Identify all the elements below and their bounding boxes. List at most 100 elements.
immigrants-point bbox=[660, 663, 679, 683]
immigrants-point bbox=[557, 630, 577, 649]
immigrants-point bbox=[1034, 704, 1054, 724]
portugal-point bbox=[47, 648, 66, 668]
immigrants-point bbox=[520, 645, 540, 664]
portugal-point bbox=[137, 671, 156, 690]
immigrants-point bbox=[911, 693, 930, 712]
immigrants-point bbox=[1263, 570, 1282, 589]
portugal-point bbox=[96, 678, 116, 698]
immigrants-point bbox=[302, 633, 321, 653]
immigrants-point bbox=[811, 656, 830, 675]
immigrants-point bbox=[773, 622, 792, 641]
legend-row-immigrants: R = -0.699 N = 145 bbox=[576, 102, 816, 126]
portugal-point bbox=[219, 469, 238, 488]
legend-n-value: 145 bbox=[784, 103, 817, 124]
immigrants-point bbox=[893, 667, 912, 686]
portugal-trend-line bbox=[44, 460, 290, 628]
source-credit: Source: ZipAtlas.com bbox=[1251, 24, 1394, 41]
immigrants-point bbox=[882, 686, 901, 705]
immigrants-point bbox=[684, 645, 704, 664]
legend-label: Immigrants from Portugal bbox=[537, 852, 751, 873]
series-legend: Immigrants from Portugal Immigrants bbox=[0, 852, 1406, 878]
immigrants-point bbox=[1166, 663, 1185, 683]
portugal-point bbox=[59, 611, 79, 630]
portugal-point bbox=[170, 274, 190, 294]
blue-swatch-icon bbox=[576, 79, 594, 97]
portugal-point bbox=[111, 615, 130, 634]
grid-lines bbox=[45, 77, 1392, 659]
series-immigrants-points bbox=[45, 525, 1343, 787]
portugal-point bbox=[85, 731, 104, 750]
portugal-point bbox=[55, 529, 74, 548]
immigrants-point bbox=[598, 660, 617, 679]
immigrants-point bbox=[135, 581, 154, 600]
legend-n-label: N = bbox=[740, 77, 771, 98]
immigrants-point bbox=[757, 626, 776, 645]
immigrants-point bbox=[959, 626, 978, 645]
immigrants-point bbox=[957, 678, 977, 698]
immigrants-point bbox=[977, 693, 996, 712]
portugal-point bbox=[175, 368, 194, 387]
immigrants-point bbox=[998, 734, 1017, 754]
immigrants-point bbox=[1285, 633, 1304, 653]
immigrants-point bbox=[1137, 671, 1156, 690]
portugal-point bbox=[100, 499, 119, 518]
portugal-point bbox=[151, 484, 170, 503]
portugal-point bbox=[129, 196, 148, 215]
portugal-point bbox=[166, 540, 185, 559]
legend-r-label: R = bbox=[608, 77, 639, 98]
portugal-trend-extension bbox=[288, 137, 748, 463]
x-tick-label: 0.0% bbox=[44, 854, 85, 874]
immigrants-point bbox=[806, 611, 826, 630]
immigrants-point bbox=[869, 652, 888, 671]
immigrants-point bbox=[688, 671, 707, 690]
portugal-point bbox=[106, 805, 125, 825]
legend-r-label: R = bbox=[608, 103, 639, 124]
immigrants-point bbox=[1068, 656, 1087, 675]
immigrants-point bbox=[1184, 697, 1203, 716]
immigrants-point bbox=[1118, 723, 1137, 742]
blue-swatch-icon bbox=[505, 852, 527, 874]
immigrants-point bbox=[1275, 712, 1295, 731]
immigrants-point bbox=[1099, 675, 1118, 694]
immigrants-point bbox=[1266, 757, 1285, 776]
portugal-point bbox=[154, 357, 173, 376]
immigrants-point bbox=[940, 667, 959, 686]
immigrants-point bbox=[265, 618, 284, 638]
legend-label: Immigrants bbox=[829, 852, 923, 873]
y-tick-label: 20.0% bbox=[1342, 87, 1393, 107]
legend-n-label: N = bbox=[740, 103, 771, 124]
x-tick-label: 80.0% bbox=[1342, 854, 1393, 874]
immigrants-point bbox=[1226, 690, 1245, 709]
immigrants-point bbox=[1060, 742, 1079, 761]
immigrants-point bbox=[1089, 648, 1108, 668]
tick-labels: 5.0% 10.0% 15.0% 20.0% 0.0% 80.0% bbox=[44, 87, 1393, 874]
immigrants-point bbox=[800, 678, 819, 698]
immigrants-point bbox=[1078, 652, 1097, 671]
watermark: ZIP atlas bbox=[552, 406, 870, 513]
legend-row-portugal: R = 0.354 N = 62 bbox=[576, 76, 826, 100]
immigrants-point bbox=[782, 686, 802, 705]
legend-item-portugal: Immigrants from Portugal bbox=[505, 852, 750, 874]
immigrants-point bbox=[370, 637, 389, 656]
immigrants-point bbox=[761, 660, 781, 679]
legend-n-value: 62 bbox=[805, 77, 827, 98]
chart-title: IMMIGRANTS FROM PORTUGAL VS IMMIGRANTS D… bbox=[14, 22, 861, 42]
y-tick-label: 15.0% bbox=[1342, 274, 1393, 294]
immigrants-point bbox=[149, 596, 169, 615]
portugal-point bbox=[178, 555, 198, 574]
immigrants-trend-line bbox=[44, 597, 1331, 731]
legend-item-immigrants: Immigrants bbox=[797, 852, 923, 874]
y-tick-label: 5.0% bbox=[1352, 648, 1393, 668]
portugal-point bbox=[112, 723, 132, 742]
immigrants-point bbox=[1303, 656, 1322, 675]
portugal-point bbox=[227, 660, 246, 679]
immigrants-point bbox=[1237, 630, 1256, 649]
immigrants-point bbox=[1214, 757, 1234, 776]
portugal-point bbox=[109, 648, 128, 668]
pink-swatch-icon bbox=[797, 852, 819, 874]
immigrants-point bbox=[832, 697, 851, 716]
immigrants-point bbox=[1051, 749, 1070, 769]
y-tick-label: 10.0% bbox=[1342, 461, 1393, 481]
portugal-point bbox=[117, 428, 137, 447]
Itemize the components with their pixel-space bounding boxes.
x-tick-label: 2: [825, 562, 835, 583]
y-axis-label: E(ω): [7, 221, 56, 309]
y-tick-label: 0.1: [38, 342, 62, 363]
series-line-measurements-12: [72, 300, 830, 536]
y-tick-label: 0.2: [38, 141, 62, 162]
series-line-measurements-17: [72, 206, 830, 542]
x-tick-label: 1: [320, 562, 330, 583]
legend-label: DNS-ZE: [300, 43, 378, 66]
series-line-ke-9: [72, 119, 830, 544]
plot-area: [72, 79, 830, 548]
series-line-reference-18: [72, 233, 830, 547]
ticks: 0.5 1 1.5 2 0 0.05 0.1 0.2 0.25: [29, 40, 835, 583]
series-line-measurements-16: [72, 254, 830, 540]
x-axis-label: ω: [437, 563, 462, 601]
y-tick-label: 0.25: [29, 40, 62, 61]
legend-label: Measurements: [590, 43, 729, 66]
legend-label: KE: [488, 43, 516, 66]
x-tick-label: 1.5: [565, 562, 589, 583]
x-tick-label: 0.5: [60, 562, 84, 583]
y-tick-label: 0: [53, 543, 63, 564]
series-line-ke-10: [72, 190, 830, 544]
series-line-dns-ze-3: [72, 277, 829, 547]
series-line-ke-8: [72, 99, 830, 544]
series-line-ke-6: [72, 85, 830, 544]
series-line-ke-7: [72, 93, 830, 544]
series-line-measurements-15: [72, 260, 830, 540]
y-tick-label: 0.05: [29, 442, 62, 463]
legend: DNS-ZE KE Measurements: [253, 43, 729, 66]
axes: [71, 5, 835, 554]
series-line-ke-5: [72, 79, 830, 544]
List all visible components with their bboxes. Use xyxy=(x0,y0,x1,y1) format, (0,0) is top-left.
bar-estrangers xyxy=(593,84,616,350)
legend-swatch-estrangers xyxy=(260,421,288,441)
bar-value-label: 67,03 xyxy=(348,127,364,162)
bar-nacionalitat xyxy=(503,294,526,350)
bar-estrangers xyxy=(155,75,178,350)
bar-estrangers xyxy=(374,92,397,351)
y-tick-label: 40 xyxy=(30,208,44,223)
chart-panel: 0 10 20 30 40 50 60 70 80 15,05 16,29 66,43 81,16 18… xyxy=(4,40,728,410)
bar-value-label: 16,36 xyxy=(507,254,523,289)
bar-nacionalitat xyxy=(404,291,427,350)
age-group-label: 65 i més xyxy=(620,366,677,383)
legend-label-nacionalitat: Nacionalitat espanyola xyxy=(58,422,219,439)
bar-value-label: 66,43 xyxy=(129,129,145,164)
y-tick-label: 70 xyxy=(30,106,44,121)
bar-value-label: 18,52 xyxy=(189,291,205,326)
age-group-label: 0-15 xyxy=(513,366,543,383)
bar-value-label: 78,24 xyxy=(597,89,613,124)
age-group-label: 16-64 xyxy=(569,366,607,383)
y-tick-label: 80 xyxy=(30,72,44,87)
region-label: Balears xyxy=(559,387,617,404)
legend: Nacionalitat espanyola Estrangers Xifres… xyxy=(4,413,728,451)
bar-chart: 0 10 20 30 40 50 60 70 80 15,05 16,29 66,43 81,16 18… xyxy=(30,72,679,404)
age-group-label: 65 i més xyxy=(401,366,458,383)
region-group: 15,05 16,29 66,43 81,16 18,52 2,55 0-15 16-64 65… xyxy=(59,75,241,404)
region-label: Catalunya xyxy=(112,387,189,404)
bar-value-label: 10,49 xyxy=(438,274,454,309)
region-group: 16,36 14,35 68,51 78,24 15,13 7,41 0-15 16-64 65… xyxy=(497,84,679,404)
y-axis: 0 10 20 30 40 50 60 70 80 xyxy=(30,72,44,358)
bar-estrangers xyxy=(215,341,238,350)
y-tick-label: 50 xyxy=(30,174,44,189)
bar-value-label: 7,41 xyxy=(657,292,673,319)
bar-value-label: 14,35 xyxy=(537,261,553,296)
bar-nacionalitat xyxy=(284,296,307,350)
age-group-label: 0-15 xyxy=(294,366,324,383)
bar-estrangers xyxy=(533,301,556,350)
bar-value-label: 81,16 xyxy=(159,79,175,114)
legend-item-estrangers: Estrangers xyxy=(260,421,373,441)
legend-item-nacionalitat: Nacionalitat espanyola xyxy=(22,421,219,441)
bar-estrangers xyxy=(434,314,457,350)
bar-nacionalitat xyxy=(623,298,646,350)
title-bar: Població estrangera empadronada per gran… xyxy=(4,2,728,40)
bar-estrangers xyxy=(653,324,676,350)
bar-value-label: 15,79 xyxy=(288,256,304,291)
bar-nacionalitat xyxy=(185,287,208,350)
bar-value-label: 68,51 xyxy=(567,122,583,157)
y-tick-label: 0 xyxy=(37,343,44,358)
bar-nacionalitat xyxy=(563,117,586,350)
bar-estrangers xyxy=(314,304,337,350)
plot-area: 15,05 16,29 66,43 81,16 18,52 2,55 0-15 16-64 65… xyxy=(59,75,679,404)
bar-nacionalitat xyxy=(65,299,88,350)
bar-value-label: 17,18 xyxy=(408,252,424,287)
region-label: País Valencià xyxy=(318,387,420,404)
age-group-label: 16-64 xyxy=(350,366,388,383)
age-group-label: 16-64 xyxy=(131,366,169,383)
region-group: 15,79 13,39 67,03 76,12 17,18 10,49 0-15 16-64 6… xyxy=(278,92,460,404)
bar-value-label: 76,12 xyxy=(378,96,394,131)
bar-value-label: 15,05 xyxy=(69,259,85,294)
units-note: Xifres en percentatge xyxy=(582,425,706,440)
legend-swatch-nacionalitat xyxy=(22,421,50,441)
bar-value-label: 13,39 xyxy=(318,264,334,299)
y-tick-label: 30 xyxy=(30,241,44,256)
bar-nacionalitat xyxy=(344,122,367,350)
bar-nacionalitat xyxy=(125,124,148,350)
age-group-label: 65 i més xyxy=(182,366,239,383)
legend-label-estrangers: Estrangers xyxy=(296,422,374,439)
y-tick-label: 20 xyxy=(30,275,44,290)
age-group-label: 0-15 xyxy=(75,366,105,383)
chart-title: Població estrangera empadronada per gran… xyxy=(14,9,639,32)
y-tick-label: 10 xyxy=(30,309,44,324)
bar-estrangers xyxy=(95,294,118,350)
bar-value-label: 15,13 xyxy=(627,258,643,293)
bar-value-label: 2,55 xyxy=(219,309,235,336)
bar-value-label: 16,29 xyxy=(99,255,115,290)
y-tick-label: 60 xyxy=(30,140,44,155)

-- Exercise instructions --
Return, word for word, the lines of the listing from its first line up to and including the line that contains "immigrants-point bbox=[811, 656, 830, 675]".

-- Answer --
Identify all the elements below and their bounding boxes. List at most 100 elements.
immigrants-point bbox=[660, 663, 679, 683]
immigrants-point bbox=[557, 630, 577, 649]
immigrants-point bbox=[1034, 704, 1054, 724]
portugal-point bbox=[47, 648, 66, 668]
immigrants-point bbox=[520, 645, 540, 664]
portugal-point bbox=[137, 671, 156, 690]
immigrants-point bbox=[911, 693, 930, 712]
immigrants-point bbox=[1263, 570, 1282, 589]
portugal-point bbox=[96, 678, 116, 698]
immigrants-point bbox=[302, 633, 321, 653]
immigrants-point bbox=[811, 656, 830, 675]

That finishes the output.